Required task ::
Show each line from the listing that includes the word "grid".

Provided data ::
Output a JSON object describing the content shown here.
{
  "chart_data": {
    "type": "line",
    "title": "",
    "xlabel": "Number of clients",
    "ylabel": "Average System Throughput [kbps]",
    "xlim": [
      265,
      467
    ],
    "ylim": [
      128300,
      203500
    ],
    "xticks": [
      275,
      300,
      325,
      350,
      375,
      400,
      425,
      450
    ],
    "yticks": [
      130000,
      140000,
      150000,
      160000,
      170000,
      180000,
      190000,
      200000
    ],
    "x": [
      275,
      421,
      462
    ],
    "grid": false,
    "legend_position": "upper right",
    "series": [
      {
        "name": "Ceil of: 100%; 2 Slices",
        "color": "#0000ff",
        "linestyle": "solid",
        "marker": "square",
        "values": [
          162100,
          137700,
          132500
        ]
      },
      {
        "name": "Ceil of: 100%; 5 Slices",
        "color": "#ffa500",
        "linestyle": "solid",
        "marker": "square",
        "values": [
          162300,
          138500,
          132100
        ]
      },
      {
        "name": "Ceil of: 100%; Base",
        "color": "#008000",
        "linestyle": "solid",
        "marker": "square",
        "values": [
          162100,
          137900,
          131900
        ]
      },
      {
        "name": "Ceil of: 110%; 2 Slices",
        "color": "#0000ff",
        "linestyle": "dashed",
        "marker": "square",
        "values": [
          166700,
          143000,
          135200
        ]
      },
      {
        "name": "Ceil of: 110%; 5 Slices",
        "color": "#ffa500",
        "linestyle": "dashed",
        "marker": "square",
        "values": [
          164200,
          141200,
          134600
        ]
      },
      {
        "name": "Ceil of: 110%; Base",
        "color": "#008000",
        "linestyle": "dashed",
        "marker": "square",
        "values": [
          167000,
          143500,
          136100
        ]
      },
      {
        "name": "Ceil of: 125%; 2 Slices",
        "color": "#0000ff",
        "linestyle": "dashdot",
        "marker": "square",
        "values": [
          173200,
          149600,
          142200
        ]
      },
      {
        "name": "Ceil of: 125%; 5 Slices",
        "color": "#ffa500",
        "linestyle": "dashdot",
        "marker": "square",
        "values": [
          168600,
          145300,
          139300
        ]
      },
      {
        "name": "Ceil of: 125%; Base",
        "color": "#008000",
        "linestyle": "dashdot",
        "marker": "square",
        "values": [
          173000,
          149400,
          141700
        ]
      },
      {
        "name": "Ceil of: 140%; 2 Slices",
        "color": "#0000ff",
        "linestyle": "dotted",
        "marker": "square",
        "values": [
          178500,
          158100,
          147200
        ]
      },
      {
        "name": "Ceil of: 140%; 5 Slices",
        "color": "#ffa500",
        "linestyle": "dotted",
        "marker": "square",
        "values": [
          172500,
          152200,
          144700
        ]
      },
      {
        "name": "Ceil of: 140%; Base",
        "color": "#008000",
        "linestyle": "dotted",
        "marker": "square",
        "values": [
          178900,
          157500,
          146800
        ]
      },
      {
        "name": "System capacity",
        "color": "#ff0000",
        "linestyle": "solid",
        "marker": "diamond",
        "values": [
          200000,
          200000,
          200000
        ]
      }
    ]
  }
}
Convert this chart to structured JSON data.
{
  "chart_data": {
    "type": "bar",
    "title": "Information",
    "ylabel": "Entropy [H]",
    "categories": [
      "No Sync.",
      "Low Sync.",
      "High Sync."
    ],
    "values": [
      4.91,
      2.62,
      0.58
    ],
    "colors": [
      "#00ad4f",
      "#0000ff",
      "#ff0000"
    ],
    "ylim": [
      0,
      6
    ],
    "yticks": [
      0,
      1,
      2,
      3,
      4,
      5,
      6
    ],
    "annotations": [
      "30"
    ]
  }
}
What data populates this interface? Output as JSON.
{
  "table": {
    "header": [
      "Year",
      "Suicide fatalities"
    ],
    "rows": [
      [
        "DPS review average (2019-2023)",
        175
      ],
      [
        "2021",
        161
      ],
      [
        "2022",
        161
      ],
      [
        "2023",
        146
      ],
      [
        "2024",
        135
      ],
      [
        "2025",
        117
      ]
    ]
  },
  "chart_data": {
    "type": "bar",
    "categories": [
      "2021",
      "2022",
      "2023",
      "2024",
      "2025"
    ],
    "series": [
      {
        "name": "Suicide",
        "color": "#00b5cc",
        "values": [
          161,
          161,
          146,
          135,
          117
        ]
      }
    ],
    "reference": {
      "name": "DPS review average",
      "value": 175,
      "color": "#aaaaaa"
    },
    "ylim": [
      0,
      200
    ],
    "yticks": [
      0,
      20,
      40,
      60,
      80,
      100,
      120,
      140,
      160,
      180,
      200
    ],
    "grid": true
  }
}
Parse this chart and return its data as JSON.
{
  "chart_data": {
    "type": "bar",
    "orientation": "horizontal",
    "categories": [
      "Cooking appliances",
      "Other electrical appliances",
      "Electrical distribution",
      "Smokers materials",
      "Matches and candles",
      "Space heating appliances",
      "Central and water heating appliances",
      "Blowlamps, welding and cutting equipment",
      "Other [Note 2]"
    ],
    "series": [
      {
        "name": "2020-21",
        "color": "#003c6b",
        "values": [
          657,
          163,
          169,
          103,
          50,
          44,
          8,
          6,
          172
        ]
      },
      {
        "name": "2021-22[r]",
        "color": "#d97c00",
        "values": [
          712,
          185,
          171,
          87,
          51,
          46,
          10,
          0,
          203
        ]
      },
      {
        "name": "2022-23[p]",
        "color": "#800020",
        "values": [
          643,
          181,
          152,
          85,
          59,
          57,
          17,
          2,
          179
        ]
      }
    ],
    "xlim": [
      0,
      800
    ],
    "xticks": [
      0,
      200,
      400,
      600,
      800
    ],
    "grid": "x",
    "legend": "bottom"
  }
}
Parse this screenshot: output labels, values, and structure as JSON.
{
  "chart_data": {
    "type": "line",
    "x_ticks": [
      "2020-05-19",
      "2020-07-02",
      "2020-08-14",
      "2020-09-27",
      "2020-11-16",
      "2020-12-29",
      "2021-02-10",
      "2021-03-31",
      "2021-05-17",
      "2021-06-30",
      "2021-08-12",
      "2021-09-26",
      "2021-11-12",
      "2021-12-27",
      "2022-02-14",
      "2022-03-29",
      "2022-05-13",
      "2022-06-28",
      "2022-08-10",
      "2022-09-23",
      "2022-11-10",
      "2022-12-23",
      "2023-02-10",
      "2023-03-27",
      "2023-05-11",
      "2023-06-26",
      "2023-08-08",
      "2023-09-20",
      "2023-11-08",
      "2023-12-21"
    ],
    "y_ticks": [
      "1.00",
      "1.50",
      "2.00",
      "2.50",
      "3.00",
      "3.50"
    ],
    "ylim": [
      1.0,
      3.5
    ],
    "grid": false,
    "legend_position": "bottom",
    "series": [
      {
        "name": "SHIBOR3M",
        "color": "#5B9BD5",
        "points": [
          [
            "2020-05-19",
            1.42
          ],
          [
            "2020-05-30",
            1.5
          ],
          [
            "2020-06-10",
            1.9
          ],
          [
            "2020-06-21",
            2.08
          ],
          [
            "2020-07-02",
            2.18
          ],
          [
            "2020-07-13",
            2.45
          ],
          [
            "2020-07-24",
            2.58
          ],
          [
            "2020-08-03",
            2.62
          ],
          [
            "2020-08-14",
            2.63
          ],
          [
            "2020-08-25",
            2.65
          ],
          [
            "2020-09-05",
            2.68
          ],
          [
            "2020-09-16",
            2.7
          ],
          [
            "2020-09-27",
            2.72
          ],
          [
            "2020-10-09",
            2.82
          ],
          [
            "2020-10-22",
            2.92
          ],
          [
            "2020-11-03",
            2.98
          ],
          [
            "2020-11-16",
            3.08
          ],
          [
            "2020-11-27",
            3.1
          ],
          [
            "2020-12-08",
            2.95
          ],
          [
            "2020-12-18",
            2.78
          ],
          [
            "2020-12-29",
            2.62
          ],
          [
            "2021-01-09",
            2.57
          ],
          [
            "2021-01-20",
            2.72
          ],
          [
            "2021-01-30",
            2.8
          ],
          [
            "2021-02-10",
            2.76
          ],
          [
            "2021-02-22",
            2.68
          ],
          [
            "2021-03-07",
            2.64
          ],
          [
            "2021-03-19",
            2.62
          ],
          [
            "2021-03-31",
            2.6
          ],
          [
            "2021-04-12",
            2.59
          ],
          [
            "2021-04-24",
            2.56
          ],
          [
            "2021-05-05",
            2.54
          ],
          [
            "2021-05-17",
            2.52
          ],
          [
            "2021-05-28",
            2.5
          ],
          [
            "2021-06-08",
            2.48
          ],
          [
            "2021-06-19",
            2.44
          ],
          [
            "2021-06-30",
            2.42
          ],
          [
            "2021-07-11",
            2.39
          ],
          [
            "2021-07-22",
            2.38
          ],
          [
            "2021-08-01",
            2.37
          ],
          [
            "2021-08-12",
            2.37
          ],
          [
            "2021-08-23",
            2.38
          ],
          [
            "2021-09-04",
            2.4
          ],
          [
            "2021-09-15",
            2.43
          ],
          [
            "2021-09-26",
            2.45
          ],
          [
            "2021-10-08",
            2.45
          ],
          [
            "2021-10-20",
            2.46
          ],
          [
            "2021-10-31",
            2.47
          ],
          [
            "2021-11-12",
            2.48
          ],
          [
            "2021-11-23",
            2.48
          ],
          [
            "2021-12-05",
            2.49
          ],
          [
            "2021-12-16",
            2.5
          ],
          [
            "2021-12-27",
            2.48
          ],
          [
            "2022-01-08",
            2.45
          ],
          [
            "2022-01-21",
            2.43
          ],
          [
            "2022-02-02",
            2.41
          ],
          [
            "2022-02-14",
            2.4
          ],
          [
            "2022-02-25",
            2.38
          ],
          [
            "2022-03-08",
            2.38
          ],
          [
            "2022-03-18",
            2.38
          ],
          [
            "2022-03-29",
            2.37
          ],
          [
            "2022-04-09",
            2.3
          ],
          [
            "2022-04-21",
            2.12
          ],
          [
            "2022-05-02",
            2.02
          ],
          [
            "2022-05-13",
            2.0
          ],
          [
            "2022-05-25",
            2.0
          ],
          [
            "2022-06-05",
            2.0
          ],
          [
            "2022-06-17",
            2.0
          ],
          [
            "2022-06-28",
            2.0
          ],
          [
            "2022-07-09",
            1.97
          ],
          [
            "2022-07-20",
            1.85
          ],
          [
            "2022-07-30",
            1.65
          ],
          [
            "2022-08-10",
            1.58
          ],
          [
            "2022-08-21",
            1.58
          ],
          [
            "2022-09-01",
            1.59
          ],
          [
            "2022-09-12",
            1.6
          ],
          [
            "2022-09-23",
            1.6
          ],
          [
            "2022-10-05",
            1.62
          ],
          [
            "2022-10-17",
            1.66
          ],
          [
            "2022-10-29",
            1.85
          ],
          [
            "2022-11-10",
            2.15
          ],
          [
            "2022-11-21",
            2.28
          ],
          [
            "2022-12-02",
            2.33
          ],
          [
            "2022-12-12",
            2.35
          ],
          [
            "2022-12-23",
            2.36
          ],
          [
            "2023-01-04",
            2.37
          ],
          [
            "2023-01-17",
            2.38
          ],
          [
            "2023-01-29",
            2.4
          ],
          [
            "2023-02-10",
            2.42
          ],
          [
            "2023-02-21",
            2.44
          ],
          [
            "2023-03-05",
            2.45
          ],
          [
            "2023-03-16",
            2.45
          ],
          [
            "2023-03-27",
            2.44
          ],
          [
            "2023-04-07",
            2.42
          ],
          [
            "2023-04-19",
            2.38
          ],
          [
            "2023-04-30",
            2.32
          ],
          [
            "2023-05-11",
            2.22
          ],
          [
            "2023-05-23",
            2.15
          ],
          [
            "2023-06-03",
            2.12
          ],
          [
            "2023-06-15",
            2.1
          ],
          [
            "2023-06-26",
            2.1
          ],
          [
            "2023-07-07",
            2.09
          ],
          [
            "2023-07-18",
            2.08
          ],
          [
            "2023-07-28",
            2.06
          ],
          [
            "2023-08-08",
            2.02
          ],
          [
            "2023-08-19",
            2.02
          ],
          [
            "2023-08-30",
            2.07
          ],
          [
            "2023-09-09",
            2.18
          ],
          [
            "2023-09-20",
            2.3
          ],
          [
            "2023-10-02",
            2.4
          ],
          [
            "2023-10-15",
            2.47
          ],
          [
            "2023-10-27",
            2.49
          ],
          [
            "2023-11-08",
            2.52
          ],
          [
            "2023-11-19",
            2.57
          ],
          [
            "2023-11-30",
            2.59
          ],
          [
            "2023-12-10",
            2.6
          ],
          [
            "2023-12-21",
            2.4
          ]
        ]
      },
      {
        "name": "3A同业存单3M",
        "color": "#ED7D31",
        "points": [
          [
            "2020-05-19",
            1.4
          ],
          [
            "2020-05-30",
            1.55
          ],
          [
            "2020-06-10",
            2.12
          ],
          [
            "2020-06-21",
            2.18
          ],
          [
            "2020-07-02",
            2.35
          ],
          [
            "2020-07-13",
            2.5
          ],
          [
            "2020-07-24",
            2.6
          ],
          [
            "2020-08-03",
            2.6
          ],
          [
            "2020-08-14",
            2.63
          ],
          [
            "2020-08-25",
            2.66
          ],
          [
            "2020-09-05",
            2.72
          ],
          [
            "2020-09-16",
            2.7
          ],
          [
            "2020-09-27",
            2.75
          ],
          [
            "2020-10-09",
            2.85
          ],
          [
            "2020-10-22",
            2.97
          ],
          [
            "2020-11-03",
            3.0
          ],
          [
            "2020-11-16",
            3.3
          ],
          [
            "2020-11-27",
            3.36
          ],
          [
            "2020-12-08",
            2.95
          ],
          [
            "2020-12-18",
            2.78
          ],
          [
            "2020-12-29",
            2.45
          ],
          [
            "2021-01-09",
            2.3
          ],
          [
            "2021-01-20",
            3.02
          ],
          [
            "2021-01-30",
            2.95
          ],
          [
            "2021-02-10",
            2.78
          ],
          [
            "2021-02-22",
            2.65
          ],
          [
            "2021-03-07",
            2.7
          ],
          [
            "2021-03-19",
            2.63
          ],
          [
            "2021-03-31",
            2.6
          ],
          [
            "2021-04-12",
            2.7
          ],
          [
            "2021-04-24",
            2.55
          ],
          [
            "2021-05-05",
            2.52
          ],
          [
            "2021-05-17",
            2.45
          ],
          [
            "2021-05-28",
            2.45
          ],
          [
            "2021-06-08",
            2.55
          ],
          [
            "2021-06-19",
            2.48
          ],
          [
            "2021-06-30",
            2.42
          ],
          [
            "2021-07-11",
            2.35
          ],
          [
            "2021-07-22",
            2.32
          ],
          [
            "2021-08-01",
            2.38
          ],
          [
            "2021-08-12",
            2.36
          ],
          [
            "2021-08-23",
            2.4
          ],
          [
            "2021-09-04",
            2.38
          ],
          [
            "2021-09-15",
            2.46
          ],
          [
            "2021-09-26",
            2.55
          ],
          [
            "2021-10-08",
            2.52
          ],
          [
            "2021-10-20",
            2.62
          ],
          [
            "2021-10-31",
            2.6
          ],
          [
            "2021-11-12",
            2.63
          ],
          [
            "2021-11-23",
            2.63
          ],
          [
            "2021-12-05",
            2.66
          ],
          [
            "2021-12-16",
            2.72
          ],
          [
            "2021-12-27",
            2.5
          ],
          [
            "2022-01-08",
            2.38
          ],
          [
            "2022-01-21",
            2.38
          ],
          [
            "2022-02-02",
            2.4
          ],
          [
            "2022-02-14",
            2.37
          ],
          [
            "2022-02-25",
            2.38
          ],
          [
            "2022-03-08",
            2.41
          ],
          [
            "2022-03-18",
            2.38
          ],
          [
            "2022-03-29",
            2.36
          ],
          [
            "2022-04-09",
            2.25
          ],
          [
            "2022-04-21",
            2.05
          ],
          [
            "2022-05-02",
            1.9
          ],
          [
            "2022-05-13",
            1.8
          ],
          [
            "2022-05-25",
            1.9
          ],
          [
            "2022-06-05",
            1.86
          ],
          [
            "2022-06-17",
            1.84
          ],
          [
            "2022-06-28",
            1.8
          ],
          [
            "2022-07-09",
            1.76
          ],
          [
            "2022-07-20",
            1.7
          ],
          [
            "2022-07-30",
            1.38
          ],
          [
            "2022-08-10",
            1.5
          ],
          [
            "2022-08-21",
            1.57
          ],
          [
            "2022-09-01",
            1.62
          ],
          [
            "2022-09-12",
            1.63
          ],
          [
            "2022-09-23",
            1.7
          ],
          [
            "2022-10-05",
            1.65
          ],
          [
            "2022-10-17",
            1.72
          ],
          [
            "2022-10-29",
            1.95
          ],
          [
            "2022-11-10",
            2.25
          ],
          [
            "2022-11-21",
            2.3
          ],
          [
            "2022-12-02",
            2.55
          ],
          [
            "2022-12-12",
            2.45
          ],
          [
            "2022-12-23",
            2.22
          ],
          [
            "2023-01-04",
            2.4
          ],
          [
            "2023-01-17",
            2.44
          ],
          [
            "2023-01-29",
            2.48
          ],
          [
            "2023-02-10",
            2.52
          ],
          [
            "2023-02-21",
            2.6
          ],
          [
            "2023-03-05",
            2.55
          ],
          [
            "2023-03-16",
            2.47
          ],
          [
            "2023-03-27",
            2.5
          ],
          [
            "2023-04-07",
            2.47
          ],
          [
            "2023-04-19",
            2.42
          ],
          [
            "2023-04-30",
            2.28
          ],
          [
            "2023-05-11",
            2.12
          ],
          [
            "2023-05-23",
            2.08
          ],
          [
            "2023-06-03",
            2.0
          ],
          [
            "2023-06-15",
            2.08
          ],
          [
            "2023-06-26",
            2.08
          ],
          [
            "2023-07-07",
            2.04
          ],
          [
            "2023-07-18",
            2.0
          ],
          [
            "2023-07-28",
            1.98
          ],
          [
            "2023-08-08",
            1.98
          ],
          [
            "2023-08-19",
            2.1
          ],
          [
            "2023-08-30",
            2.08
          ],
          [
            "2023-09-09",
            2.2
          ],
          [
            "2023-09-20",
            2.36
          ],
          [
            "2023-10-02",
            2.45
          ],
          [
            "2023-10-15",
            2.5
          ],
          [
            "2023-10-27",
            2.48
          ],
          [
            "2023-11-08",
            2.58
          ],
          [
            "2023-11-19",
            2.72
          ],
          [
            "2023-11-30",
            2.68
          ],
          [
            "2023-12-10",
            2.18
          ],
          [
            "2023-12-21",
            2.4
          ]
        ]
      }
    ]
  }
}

Expected output ::
    "grid": false,
    "grid": true
    "grid": "x",
    "grid": false,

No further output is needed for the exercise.